*Stated problem*: Please reproduce every one of the entries below word for word, changing nothing.

— Begin Data listing —

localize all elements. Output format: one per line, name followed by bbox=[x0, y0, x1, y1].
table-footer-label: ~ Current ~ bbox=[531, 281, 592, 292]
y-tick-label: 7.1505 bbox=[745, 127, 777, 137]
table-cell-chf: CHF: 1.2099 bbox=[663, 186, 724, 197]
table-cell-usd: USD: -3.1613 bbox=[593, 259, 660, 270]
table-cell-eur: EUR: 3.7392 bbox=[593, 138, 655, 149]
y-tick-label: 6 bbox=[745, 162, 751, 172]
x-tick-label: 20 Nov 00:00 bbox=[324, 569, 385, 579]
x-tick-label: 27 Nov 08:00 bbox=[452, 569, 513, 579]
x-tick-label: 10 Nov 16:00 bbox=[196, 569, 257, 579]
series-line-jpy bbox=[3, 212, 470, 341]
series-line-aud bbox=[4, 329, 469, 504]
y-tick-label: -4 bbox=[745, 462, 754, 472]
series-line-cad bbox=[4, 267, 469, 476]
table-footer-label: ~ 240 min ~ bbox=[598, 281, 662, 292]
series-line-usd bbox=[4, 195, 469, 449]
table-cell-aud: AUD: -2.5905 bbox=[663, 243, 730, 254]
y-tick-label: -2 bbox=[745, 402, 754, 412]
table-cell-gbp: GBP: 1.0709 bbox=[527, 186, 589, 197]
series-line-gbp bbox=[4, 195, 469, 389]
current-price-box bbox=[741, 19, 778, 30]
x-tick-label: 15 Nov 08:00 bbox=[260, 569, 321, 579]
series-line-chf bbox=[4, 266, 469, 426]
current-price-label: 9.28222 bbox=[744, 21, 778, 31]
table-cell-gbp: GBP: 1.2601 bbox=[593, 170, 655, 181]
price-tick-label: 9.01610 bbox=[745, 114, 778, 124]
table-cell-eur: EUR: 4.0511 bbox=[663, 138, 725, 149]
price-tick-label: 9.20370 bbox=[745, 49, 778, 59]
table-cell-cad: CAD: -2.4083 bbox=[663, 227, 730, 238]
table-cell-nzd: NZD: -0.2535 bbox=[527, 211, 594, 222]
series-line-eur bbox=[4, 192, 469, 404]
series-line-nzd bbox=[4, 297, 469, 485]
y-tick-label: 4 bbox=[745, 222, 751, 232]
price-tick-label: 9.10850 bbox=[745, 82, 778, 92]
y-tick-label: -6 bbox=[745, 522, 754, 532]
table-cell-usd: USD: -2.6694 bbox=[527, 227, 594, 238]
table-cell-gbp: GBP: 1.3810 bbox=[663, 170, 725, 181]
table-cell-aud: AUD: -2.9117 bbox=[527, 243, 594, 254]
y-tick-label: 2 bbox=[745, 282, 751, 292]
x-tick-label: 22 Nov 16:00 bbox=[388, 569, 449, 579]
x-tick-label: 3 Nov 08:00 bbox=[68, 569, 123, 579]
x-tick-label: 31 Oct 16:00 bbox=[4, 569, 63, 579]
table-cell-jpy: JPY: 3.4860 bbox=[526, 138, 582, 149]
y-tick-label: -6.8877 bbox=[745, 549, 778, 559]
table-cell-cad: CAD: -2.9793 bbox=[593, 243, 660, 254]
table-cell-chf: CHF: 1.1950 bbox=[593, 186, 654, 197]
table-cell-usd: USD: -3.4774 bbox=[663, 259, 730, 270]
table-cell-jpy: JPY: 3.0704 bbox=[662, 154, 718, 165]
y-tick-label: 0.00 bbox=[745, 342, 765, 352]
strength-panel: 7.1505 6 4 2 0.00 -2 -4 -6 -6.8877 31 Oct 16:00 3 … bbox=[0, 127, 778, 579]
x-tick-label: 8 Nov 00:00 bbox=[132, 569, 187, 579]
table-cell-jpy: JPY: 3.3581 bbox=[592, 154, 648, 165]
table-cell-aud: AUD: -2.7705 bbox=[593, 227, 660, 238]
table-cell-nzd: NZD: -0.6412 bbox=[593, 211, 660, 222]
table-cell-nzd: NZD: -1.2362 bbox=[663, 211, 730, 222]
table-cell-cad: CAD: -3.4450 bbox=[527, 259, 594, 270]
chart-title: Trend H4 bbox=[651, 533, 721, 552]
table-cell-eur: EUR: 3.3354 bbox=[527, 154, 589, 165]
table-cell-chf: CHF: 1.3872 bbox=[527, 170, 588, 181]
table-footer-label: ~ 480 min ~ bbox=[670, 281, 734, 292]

— End Data listing —

*Answer below*:
localize all elements. Output format: one per line, name followed by bbox=[x0, y0, x1, y1].
table-footer-label: ~ Current ~ bbox=[531, 281, 592, 292]
y-tick-label: 7.1505 bbox=[745, 127, 777, 137]
table-cell-chf: CHF: 1.2099 bbox=[663, 186, 724, 197]
table-cell-usd: USD: -3.1613 bbox=[593, 259, 660, 270]
table-cell-eur: EUR: 3.7392 bbox=[593, 138, 655, 149]
y-tick-label: 6 bbox=[745, 162, 751, 172]
x-tick-label: 20 Nov 00:00 bbox=[324, 569, 385, 579]
x-tick-label: 27 Nov 08:00 bbox=[452, 569, 513, 579]
x-tick-label: 10 Nov 16:00 bbox=[196, 569, 257, 579]
series-line-jpy bbox=[3, 212, 470, 341]
series-line-aud bbox=[4, 329, 469, 504]
y-tick-label: -4 bbox=[745, 462, 754, 472]
series-line-cad bbox=[4, 267, 469, 476]
table-footer-label: ~ 240 min ~ bbox=[598, 281, 662, 292]
series-line-usd bbox=[4, 195, 469, 449]
table-cell-aud: AUD: -2.5905 bbox=[663, 243, 730, 254]
y-tick-label: -2 bbox=[745, 402, 754, 412]
table-cell-gbp: GBP: 1.0709 bbox=[527, 186, 589, 197]
series-line-gbp bbox=[4, 195, 469, 389]
current-price-box bbox=[741, 19, 778, 30]
x-tick-label: 15 Nov 08:00 bbox=[260, 569, 321, 579]
series-line-chf bbox=[4, 266, 469, 426]
current-price-label: 9.28222 bbox=[744, 21, 778, 31]
table-cell-gbp: GBP: 1.2601 bbox=[593, 170, 655, 181]
price-tick-label: 9.01610 bbox=[745, 114, 778, 124]
table-cell-eur: EUR: 4.0511 bbox=[663, 138, 725, 149]
price-tick-label: 9.20370 bbox=[745, 49, 778, 59]
table-cell-cad: CAD: -2.4083 bbox=[663, 227, 730, 238]
table-cell-nzd: NZD: -0.2535 bbox=[527, 211, 594, 222]
series-line-eur bbox=[4, 192, 469, 404]
series-line-nzd bbox=[4, 297, 469, 485]
y-tick-label: 4 bbox=[745, 222, 751, 232]
price-tick-label: 9.10850 bbox=[745, 82, 778, 92]
y-tick-label: -6 bbox=[745, 522, 754, 532]
table-cell-usd: USD: -2.6694 bbox=[527, 227, 594, 238]
table-cell-gbp: GBP: 1.3810 bbox=[663, 170, 725, 181]
table-cell-aud: AUD: -2.9117 bbox=[527, 243, 594, 254]
y-tick-label: 2 bbox=[745, 282, 751, 292]
x-tick-label: 22 Nov 16:00 bbox=[388, 569, 449, 579]
x-tick-label: 3 Nov 08:00 bbox=[68, 569, 123, 579]
x-tick-label: 31 Oct 16:00 bbox=[4, 569, 63, 579]
table-cell-jpy: JPY: 3.4860 bbox=[526, 138, 582, 149]
y-tick-label: -6.8877 bbox=[745, 549, 778, 559]
table-cell-cad: CAD: -2.9793 bbox=[593, 243, 660, 254]
table-cell-chf: CHF: 1.1950 bbox=[593, 186, 654, 197]
table-cell-usd: USD: -3.4774 bbox=[663, 259, 730, 270]
table-cell-jpy: JPY: 3.0704 bbox=[662, 154, 718, 165]
y-tick-label: 0.00 bbox=[745, 342, 765, 352]
strength-panel: 7.1505 6 4 2 0.00 -2 -4 -6 -6.8877 31 Oct 16:00 3 … bbox=[0, 127, 778, 579]
x-tick-label: 8 Nov 00:00 bbox=[132, 569, 187, 579]
table-cell-jpy: JPY: 3.3581 bbox=[592, 154, 648, 165]
table-cell-aud: AUD: -2.7705 bbox=[593, 227, 660, 238]
table-cell-nzd: NZD: -0.6412 bbox=[593, 211, 660, 222]
table-cell-nzd: NZD: -1.2362 bbox=[663, 211, 730, 222]
table-cell-cad: CAD: -3.4450 bbox=[527, 259, 594, 270]
chart-title: Trend H4 bbox=[651, 533, 721, 552]
table-cell-eur: EUR: 3.3354 bbox=[527, 154, 589, 165]
table-cell-chf: CHF: 1.3872 bbox=[527, 170, 588, 181]
table-footer-label: ~ 480 min ~ bbox=[670, 281, 734, 292]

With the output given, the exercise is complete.